START Extracted records
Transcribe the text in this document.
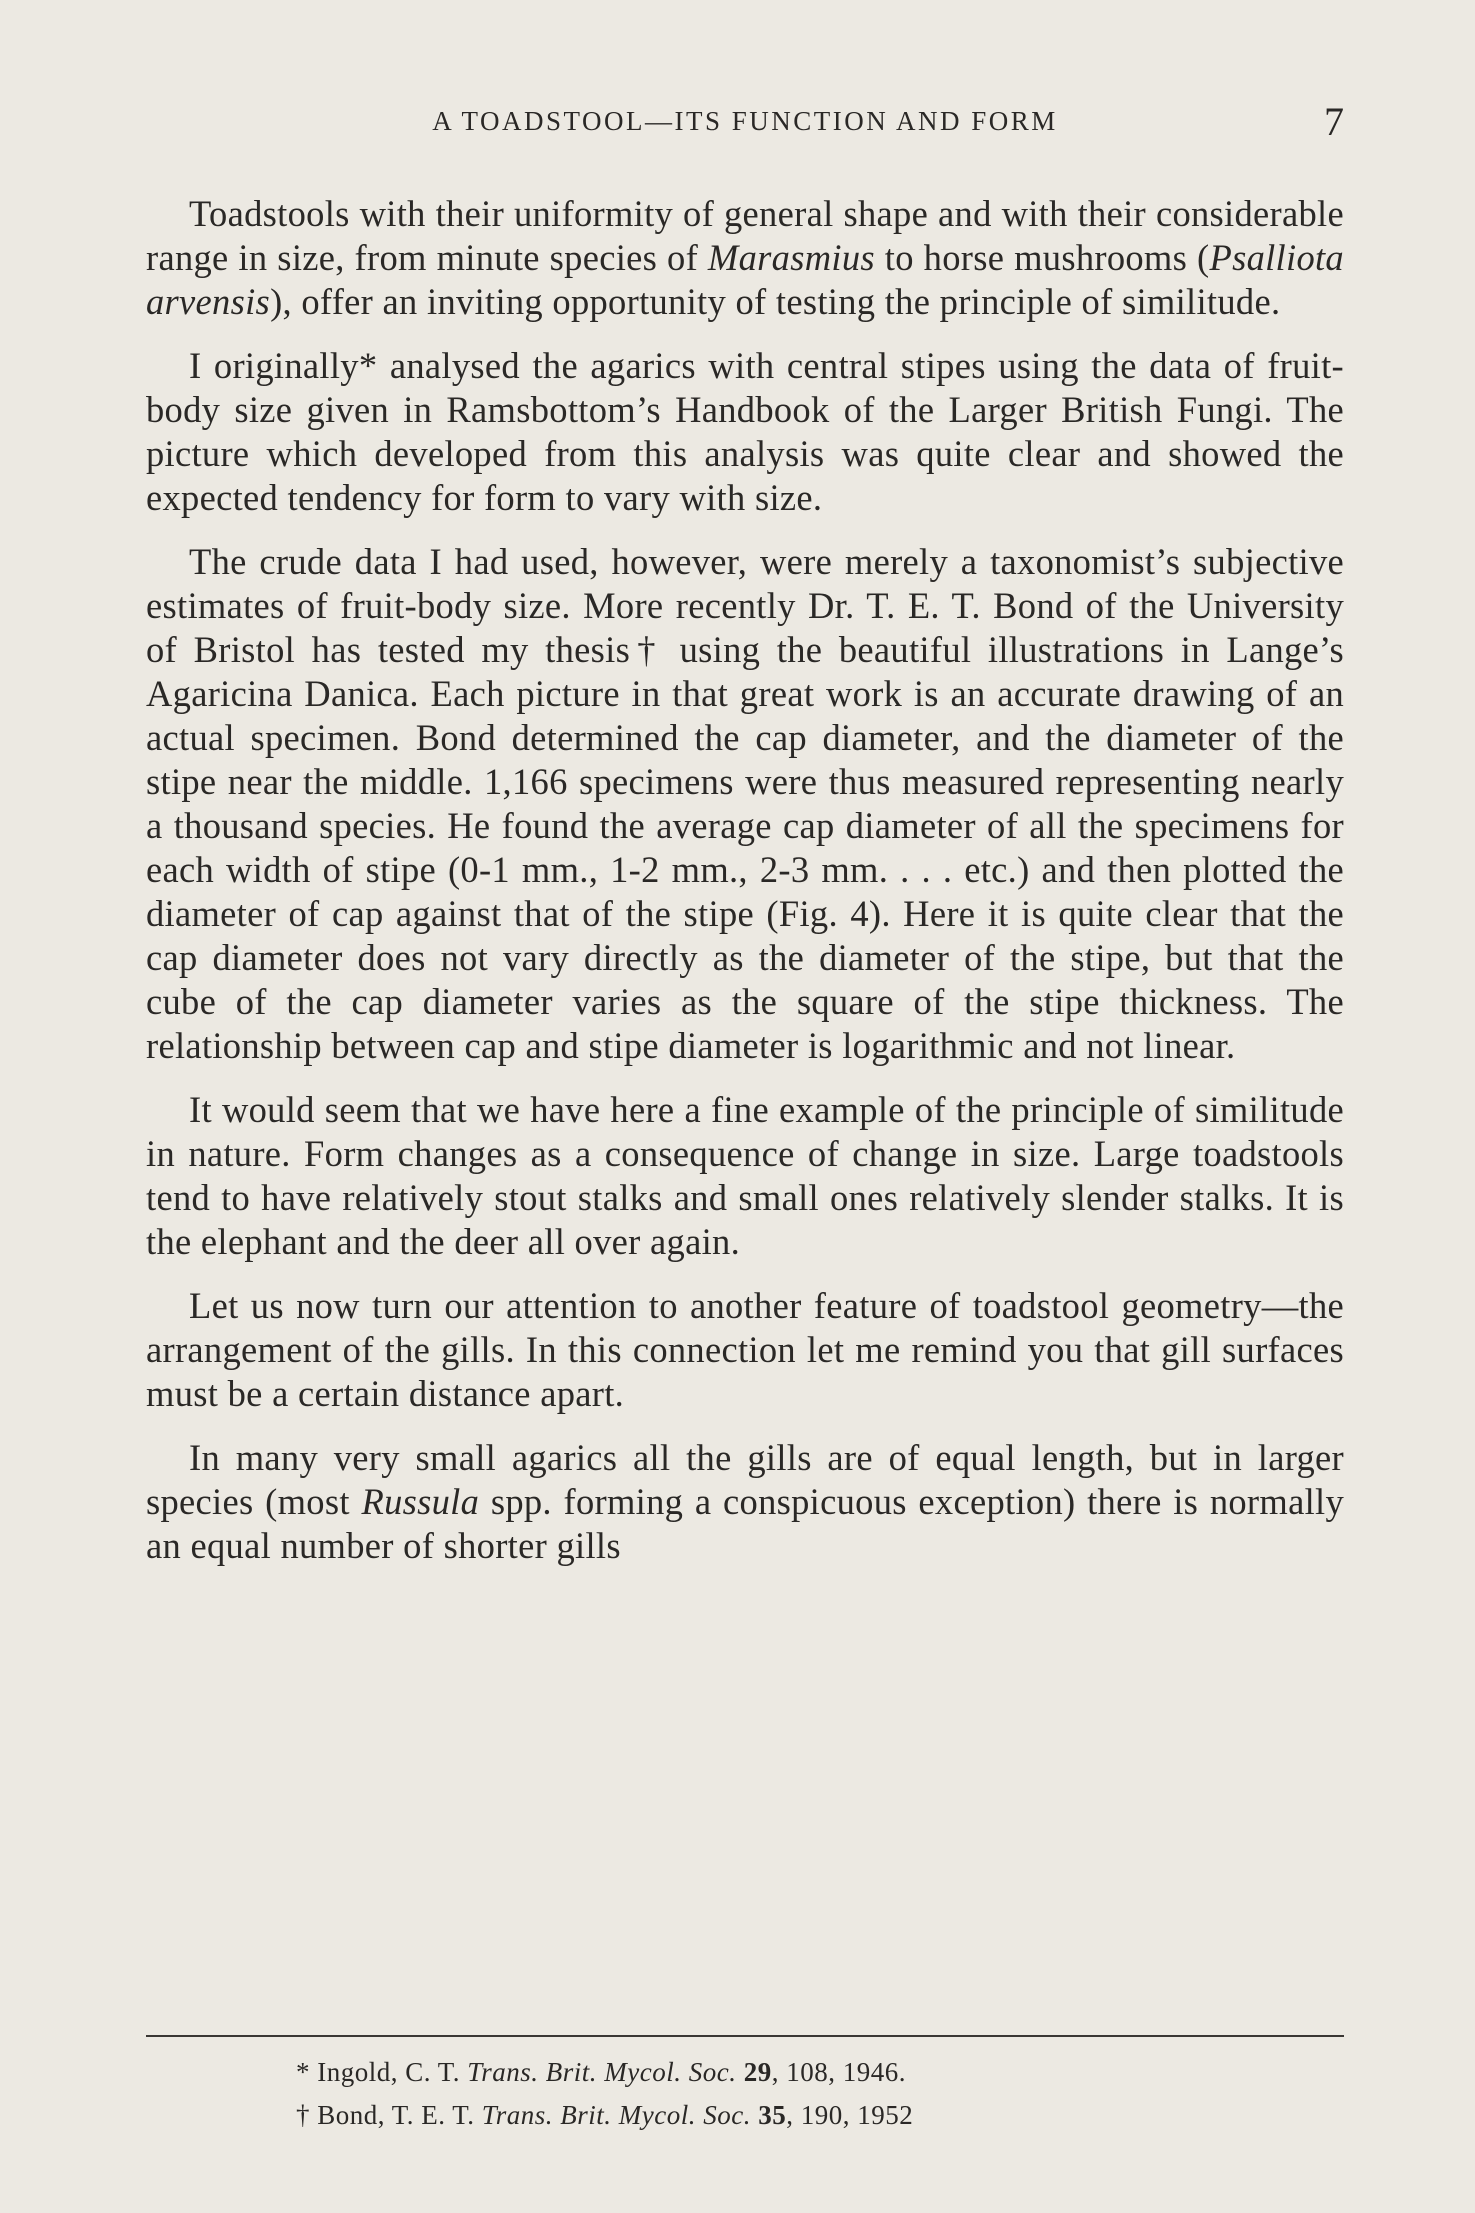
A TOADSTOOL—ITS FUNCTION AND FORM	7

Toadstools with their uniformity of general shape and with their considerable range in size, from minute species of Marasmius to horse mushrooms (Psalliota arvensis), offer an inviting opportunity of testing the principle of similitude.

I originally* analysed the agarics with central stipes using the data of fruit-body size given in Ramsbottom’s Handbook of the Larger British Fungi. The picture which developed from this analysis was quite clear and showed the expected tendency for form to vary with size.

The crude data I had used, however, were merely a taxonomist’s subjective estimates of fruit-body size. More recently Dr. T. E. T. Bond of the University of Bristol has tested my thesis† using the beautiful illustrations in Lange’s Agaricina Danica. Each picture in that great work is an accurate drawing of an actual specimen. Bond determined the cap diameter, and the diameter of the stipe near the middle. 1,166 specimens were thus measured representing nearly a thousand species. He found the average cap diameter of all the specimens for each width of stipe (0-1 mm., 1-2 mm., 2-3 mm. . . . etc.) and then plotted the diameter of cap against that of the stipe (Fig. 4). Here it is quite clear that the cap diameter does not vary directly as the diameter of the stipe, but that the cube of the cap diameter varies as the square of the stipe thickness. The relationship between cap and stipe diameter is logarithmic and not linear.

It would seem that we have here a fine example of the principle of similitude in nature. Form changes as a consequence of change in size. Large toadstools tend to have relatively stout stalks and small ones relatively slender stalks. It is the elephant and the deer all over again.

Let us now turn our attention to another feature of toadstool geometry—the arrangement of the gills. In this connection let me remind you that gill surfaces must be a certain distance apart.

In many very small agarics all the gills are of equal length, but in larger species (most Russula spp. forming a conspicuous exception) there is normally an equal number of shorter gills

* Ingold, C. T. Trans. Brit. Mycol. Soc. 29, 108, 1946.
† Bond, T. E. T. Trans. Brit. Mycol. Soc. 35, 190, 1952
END Extracted records
START Extracted records
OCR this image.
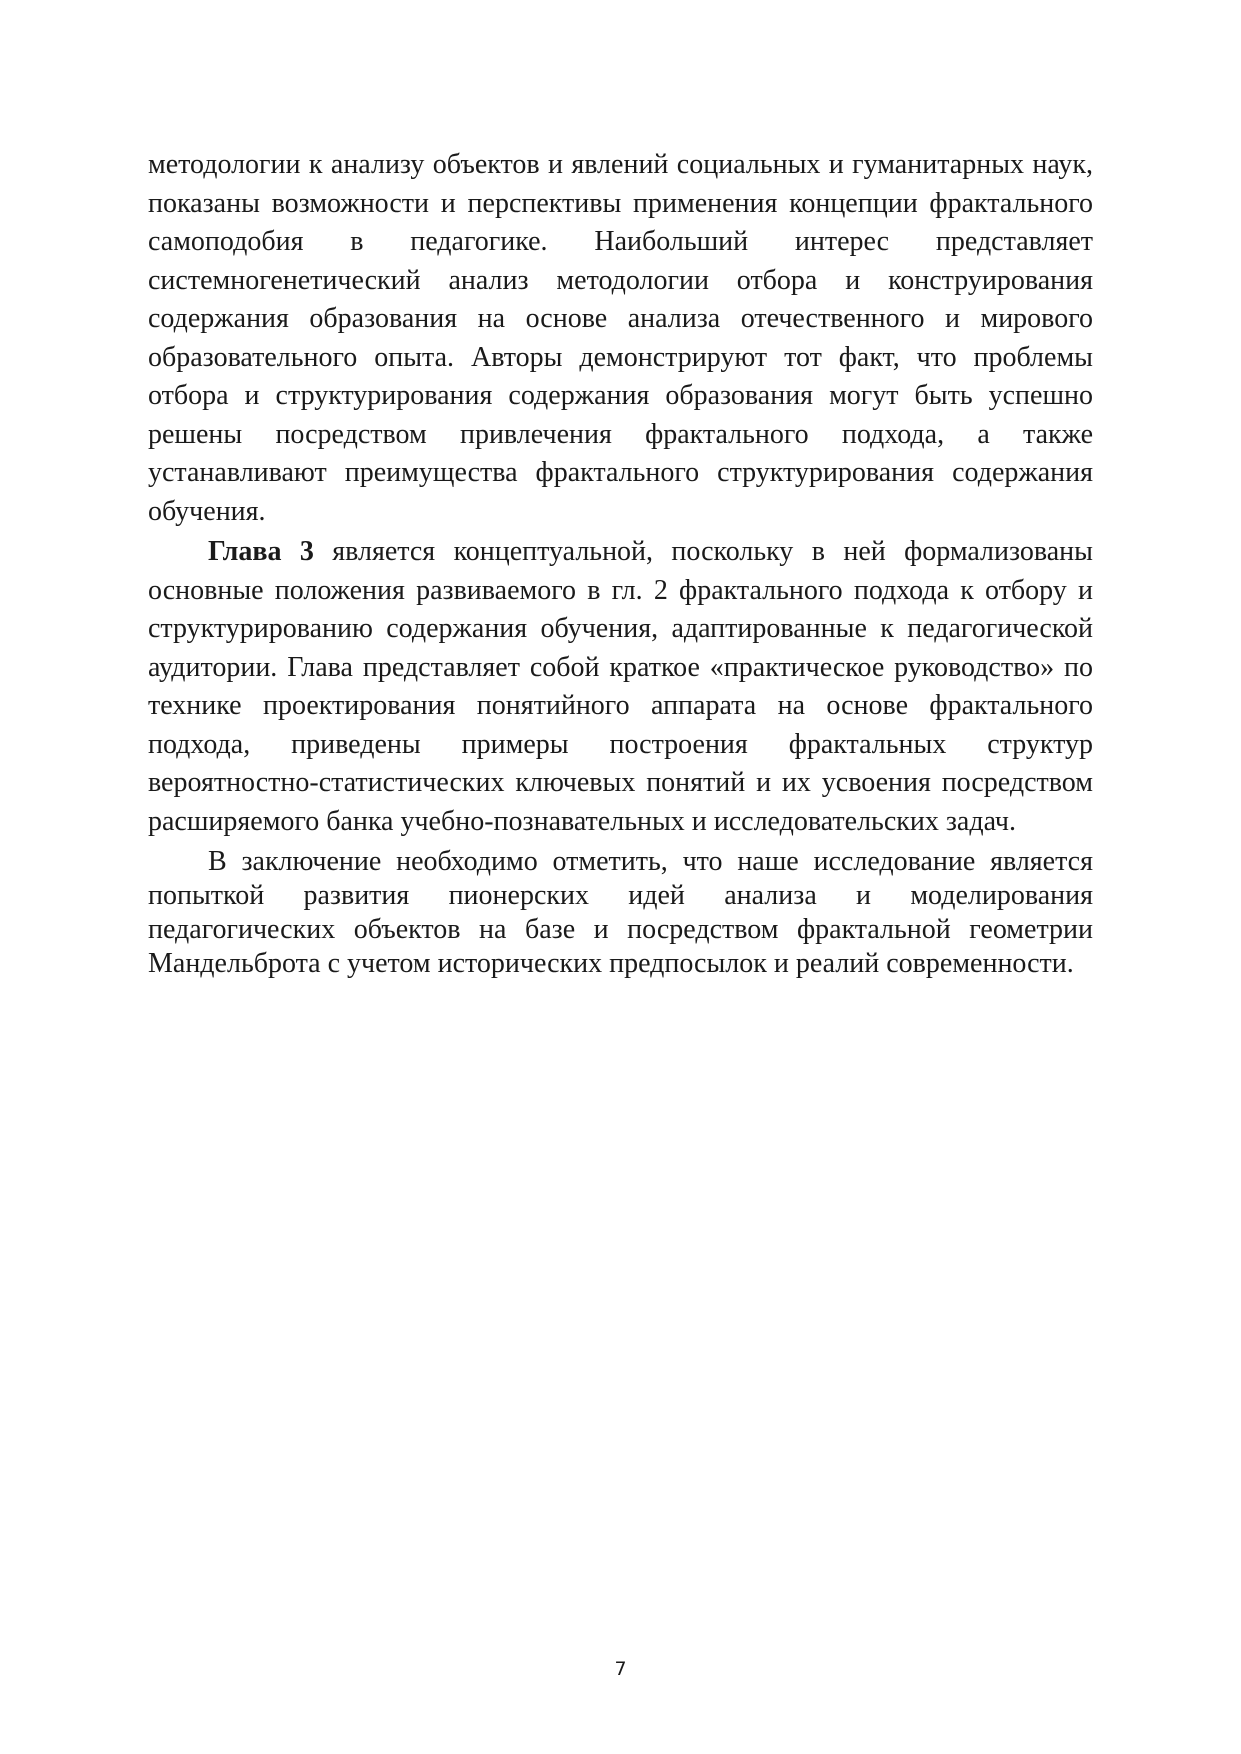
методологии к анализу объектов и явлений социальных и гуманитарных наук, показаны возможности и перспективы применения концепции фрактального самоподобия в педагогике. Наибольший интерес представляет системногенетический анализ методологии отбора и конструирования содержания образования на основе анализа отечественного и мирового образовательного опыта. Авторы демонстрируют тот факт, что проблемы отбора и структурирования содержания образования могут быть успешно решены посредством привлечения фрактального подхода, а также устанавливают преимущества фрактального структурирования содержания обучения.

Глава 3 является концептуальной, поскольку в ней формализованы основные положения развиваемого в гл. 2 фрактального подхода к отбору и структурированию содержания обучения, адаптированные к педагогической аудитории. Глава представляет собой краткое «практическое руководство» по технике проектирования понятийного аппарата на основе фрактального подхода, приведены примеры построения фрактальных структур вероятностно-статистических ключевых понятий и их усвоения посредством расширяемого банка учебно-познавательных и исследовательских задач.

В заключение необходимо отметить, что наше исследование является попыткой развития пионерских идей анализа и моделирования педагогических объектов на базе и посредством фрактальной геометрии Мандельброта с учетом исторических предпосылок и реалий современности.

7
END Extracted records
START Extracted records
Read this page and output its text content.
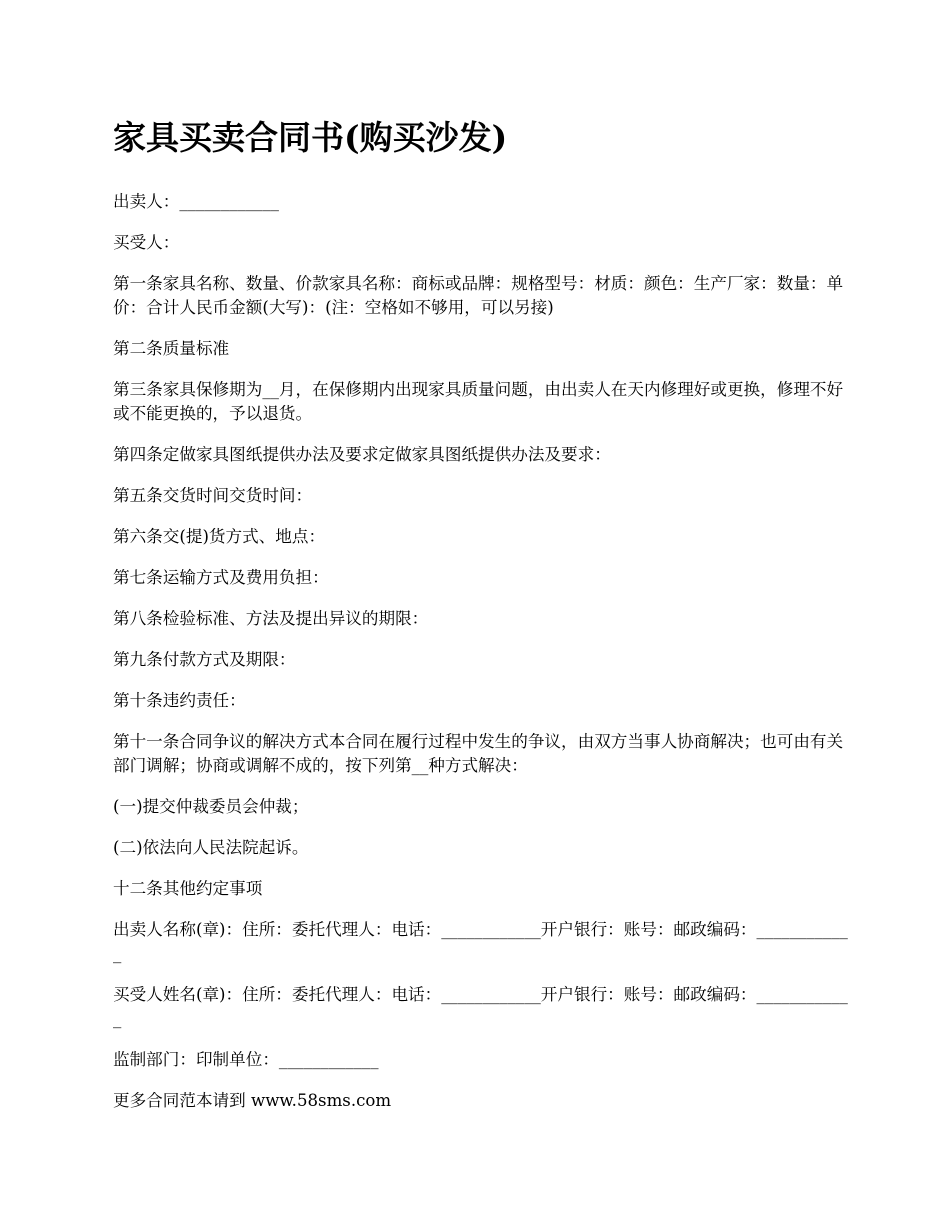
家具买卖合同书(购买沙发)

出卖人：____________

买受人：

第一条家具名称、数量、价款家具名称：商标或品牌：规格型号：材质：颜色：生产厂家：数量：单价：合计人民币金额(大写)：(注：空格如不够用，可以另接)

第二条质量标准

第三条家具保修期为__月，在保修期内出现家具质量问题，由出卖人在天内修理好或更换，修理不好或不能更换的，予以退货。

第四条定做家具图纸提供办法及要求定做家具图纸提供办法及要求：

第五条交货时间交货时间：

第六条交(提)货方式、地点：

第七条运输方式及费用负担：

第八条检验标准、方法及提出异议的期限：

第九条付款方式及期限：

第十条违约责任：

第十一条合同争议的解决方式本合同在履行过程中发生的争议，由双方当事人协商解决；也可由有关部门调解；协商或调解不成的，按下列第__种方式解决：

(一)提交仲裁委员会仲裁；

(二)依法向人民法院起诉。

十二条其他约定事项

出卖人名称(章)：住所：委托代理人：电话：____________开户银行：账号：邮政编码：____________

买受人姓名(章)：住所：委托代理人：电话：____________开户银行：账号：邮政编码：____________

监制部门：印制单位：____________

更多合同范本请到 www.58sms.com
END Extracted records
__Instructions for the task__
Review the preceding data and report every line that includes the string "size".

__Final result__
Toadstools with their uniformity of general shape and with their considerable range in size, from minute species of Marasmius to horse mushrooms (Psalliota arvensis), offer an inviting opportunity of testing the principle of similitude.
I originally* analysed the agarics with central stipes using the data of fruit-body size given in Ramsbottom’s Handbook of the Larger British Fungi. The picture which developed from this analysis was quite clear and showed the expected tendency for form to vary with size.
The crude data I had used, however, were merely a taxonomist’s subjective estimates of fruit-body size. More recently Dr. T. E. T. Bond of the University of Bristol has tested my thesis† using the beautiful illustrations in Lange’s Agaricina Danica. Each picture in that great work is an accurate drawing of an actual specimen. Bond determined the cap diameter, and the diameter of the stipe near the middle. 1,166 specimens were thus measured representing nearly a thousand species. He found the average cap diameter of all the specimens for each width of stipe (0-1 mm., 1-2 mm., 2-3 mm. . . . etc.) and then plotted the diameter of cap against that of the stipe (Fig. 4). Here it is quite clear that the cap diameter does not vary directly as the diameter of the stipe, but that the cube of the cap diameter varies as the square of the stipe thickness. The relationship between cap and stipe diameter is logarithmic and not linear.
It would seem that we have here a fine example of the principle of similitude in nature. Form changes as a consequence of change in size. Large toadstools tend to have relatively stout stalks and small ones relatively slender stalks. It is the elephant and the deer all over again.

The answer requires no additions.